%%
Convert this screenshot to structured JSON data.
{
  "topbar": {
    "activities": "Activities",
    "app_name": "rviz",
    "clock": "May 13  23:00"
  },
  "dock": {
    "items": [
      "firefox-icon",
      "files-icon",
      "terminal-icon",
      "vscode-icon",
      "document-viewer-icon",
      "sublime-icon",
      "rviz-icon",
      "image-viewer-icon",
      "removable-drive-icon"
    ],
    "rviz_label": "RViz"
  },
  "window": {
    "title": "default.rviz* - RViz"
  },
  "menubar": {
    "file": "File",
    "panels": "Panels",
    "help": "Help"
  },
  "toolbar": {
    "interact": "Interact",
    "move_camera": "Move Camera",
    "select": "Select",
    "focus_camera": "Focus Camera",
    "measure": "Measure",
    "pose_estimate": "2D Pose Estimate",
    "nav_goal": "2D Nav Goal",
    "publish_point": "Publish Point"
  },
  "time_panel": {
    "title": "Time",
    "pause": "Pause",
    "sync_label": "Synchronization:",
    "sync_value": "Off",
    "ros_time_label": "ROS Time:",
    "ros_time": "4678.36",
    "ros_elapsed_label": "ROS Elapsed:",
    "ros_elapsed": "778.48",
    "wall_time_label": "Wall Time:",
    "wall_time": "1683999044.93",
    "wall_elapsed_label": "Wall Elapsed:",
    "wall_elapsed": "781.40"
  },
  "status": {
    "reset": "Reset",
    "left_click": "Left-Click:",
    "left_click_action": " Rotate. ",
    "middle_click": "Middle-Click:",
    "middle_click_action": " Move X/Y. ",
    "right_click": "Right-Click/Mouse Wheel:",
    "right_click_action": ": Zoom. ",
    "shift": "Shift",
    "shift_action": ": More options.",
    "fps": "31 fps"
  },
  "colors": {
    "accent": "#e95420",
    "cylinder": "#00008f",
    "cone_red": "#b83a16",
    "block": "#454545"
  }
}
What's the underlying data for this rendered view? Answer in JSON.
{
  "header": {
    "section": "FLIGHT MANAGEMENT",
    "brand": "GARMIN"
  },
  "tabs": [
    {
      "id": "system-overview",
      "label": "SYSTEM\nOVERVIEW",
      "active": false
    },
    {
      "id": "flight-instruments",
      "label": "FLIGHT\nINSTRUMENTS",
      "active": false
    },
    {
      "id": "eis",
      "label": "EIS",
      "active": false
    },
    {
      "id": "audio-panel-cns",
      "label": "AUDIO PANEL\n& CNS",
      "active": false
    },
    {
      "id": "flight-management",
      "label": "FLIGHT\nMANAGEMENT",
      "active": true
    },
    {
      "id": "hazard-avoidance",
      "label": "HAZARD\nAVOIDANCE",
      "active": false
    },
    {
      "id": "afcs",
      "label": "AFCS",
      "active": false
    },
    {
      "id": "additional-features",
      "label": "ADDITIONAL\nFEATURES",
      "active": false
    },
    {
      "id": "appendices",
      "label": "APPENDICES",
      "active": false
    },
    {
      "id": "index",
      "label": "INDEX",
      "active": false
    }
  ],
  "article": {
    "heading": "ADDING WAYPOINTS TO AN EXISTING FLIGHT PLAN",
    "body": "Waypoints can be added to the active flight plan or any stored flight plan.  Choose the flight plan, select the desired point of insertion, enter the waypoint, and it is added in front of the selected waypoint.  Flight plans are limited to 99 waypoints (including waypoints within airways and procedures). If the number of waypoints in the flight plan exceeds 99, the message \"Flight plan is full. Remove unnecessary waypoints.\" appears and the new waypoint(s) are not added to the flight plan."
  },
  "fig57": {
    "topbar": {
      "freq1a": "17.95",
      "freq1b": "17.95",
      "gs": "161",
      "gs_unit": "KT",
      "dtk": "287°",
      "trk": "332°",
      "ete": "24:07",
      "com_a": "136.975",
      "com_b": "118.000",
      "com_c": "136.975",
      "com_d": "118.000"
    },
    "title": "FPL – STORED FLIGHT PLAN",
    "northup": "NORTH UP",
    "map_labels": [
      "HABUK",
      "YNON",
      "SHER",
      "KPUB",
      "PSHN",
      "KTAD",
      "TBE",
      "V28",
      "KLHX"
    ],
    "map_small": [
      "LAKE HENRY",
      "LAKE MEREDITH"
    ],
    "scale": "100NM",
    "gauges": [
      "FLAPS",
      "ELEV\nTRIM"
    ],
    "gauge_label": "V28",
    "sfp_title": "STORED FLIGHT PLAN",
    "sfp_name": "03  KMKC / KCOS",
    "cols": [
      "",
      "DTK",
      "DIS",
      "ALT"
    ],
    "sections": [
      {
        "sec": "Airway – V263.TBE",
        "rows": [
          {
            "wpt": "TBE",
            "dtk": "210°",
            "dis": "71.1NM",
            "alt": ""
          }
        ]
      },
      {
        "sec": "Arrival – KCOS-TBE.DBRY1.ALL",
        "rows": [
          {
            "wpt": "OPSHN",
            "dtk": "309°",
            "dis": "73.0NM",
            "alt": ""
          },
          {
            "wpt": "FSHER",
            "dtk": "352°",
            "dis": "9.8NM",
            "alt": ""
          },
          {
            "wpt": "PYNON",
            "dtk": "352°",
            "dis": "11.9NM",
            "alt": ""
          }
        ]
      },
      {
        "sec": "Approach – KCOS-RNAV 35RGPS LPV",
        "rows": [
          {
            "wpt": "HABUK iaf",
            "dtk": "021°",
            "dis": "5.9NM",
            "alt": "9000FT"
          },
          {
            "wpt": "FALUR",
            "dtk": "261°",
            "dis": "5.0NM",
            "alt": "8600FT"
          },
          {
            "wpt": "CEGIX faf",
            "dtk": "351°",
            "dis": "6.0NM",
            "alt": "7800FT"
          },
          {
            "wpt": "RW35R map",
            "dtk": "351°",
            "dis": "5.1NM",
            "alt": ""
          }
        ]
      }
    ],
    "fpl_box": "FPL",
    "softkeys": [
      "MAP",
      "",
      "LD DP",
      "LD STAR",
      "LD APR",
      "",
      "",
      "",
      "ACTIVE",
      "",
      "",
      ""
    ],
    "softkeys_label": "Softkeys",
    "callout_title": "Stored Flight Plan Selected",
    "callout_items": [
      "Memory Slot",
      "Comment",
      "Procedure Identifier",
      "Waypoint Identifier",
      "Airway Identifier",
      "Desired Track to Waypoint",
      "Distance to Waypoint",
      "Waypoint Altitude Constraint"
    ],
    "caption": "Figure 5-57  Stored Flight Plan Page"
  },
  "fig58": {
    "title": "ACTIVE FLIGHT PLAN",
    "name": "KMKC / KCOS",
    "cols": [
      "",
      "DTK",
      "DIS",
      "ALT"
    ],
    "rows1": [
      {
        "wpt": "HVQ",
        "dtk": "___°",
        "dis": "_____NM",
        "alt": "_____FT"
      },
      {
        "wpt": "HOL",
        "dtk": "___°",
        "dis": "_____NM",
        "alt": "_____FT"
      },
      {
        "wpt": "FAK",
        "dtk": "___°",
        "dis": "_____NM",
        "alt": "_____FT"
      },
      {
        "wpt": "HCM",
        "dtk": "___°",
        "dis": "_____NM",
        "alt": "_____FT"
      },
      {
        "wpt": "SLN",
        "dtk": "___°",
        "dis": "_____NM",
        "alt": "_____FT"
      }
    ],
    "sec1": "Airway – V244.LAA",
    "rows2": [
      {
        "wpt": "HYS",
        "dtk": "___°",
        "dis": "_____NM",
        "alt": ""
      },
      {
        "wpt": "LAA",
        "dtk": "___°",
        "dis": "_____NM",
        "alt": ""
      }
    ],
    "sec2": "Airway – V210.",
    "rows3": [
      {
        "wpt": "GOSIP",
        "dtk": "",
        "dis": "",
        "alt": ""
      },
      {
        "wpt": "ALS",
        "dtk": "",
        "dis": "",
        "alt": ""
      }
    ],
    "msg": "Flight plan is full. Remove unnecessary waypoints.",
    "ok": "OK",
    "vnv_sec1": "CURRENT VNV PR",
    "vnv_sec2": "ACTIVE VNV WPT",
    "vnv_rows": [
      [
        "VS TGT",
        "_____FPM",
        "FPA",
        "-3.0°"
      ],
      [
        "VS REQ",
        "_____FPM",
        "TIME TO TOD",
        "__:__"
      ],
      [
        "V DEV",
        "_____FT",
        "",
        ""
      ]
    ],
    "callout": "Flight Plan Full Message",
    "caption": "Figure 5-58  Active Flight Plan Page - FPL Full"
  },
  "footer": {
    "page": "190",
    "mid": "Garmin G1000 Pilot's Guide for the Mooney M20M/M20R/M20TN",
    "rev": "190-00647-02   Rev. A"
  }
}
%%
Problem statement
Return all lines of the material above in which the word "KCOS" occurs.

Answer to the exercise
    "sfp_name": "03  KMKC / KCOS",
        "sec": "Arrival – KCOS-TBE.DBRY1.ALL",
        "sec": "Approach – KCOS-RNAV 35RGPS LPV",
    "name": "KMKC / KCOS",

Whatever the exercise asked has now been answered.